(Dataset listings of figures)

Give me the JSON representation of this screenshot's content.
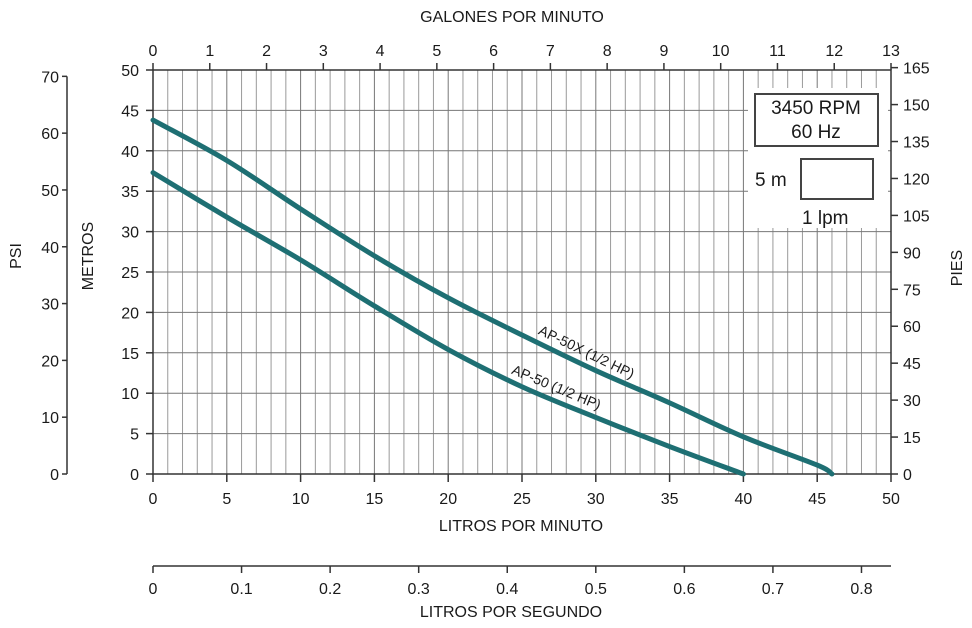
{
  "chart_data": {
    "type": "line",
    "title": "",
    "x_axes": {
      "bottom": {
        "label": "LITROS POR MINUTO",
        "range": [
          0,
          50
        ],
        "ticks": [
          "0",
          "5",
          "10",
          "15",
          "20",
          "25",
          "30",
          "35",
          "40",
          "45",
          "50"
        ]
      },
      "top": {
        "label": "GALONES POR MINUTO",
        "range": [
          0,
          13
        ],
        "ticks": [
          "0",
          "1",
          "2",
          "3",
          "4",
          "5",
          "6",
          "7",
          "8",
          "9",
          "10",
          "11",
          "12",
          "13"
        ]
      },
      "extra_bottom": {
        "label": "LITROS POR SEGUNDO",
        "range": [
          0,
          0.8
        ],
        "ticks": [
          "0",
          "0.1",
          "0.2",
          "0.3",
          "0.4",
          "0.5",
          "0.6",
          "0.7",
          "0.8"
        ]
      }
    },
    "y_axes": {
      "metros": {
        "label": "METROS",
        "range": [
          0,
          50
        ],
        "ticks": [
          "0",
          "5",
          "10",
          "15",
          "20",
          "25",
          "30",
          "35",
          "40",
          "45",
          "50"
        ]
      },
      "psi": {
        "label": "PSI",
        "range": [
          0,
          70
        ],
        "ticks": [
          "0",
          "10",
          "20",
          "30",
          "40",
          "50",
          "60",
          "70"
        ]
      },
      "pies": {
        "label": "PIES",
        "range": [
          0,
          165
        ],
        "ticks": [
          "0",
          "15",
          "30",
          "45",
          "60",
          "75",
          "90",
          "105",
          "120",
          "135",
          "150",
          "165"
        ]
      }
    },
    "grid": true,
    "series": [
      {
        "name": "AP-50X (1/2 HP)",
        "color": "#1e6f73",
        "x": [
          0,
          5,
          10,
          15,
          20,
          25,
          30,
          35,
          40,
          45,
          46
        ],
        "y": [
          43.8,
          38.8,
          32.8,
          27.0,
          21.8,
          17.2,
          12.8,
          8.8,
          4.6,
          1.1,
          0
        ]
      },
      {
        "name": "AP-50 (1/2 HP)",
        "color": "#1e6f73",
        "x": [
          0,
          5,
          10,
          15,
          20,
          25,
          30,
          35,
          40
        ],
        "y": [
          37.3,
          31.8,
          26.5,
          20.8,
          15.4,
          10.8,
          7.0,
          3.4,
          0
        ]
      }
    ],
    "legend": {
      "speed": "3450 RPM",
      "frequency": "60 Hz",
      "box_height_label": "5 m",
      "box_width_label": "1 lpm"
    }
  }
}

§ WRITTEN EXERCISE
Search the data for "LITROS". Copy every matching line.

§ REPLY TO THE TASK
        "label": "LITROS POR MINUTO",
        "label": "LITROS POR SEGUNDO",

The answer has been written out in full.